- **Provided entries**:
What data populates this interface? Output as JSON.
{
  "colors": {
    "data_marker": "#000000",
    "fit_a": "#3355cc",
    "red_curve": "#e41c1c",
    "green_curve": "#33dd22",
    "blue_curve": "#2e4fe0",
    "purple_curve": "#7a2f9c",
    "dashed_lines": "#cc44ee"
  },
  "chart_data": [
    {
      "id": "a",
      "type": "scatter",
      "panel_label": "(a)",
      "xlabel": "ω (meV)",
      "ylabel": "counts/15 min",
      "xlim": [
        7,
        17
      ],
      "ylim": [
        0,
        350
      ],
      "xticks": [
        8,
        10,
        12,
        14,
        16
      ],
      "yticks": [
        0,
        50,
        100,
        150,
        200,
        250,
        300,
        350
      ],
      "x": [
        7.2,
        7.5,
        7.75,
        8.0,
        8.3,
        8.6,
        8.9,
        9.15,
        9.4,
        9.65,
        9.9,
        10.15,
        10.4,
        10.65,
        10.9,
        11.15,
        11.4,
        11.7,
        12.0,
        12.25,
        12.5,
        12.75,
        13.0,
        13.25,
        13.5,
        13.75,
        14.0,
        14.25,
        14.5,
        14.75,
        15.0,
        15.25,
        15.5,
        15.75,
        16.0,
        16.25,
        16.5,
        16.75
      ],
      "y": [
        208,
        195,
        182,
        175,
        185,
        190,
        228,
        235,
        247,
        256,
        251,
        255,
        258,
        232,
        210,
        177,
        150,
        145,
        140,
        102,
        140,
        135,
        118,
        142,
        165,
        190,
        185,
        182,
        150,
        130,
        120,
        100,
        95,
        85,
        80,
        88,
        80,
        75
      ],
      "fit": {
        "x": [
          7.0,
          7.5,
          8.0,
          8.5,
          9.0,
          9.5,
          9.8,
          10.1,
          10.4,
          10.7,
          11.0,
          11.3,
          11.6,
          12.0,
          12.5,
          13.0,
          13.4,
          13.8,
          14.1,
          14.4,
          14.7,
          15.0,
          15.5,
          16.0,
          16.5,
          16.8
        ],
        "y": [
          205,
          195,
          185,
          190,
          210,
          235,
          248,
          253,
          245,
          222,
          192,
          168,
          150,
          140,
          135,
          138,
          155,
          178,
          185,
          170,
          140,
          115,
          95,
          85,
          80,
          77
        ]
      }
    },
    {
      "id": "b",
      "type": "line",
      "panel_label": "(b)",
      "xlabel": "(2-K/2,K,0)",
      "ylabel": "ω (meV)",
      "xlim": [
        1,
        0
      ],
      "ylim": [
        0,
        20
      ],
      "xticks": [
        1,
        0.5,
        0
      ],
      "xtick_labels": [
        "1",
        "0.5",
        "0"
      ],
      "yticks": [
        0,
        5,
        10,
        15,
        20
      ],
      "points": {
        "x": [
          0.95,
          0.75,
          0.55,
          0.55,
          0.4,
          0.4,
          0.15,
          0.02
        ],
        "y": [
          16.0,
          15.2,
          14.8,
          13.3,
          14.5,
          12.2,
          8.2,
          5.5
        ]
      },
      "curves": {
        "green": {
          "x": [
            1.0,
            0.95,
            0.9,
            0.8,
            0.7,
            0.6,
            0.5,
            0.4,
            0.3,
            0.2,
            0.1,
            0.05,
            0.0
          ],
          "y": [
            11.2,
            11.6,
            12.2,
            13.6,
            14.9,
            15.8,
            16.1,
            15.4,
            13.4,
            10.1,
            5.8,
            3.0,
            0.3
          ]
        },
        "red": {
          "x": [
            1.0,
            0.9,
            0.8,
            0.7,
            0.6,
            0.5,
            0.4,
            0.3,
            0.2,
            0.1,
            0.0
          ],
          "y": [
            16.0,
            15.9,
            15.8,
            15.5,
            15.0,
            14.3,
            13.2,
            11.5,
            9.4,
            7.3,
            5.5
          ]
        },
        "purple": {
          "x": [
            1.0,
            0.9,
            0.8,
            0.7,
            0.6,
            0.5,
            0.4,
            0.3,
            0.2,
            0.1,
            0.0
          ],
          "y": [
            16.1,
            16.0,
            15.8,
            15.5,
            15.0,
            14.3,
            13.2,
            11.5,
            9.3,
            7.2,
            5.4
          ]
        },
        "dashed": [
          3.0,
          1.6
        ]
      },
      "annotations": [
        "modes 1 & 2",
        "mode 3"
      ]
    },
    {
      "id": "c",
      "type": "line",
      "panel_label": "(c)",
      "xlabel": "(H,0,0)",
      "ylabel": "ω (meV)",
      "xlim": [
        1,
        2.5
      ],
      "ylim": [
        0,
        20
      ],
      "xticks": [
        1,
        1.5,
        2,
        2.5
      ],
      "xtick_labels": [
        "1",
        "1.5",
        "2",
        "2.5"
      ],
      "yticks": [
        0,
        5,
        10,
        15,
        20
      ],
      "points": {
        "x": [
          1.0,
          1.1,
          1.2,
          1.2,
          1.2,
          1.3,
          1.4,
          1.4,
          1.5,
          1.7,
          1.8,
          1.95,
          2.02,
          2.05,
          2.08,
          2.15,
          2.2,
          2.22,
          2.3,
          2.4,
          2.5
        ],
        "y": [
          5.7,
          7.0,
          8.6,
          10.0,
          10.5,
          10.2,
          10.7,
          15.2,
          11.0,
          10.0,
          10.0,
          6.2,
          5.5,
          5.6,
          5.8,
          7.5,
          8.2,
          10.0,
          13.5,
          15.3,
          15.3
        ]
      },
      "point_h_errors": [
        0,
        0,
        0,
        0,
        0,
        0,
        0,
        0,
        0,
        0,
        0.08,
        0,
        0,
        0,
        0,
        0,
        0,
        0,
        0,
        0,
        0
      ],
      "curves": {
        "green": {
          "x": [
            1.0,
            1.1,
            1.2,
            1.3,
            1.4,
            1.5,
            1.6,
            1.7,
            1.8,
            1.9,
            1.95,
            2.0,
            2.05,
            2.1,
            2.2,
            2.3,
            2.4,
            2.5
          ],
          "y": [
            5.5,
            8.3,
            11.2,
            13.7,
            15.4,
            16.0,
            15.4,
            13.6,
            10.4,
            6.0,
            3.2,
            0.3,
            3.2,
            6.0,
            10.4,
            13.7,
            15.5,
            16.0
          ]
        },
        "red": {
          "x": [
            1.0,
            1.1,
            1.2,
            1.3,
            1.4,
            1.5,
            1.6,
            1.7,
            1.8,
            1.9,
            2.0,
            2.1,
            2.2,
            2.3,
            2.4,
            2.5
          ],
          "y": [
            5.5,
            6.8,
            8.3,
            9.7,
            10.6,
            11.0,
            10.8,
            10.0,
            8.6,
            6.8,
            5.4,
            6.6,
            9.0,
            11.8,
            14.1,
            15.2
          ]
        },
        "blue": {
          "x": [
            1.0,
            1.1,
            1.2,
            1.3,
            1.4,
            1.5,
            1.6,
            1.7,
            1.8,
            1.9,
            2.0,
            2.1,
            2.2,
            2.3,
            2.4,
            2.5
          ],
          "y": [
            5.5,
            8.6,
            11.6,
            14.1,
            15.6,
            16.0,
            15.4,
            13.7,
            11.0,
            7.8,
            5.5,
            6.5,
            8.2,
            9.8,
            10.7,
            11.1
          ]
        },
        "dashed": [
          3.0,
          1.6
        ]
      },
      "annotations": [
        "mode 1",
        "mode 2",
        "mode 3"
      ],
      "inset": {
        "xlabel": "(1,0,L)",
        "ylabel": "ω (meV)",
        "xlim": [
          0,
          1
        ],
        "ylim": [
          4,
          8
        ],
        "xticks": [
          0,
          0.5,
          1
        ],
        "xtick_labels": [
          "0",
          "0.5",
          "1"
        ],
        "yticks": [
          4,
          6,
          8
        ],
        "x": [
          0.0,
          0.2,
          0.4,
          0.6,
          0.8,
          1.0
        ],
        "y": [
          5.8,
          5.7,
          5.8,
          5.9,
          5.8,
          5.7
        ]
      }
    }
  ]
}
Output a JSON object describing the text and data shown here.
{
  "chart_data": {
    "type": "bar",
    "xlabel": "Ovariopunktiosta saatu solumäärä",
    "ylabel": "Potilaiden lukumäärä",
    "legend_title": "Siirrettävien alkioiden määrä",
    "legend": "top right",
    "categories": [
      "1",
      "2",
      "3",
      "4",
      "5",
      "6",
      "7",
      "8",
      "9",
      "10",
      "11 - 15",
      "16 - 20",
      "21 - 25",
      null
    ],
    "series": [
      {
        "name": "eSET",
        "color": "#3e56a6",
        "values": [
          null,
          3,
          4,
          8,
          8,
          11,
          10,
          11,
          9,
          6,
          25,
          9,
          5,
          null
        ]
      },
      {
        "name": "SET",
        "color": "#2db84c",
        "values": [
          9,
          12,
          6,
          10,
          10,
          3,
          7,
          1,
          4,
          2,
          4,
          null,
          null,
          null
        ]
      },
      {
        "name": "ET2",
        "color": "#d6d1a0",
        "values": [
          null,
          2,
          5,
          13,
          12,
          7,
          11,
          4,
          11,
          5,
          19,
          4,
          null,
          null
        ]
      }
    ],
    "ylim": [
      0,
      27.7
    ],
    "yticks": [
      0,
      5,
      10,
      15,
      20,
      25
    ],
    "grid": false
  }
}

- **Job**:
Examine the records and pull out every line where the string "Output" occurs.

- **Solution**:
What data populates this interface? Output as JSON.
Output a JSON object describing the text and data shown here.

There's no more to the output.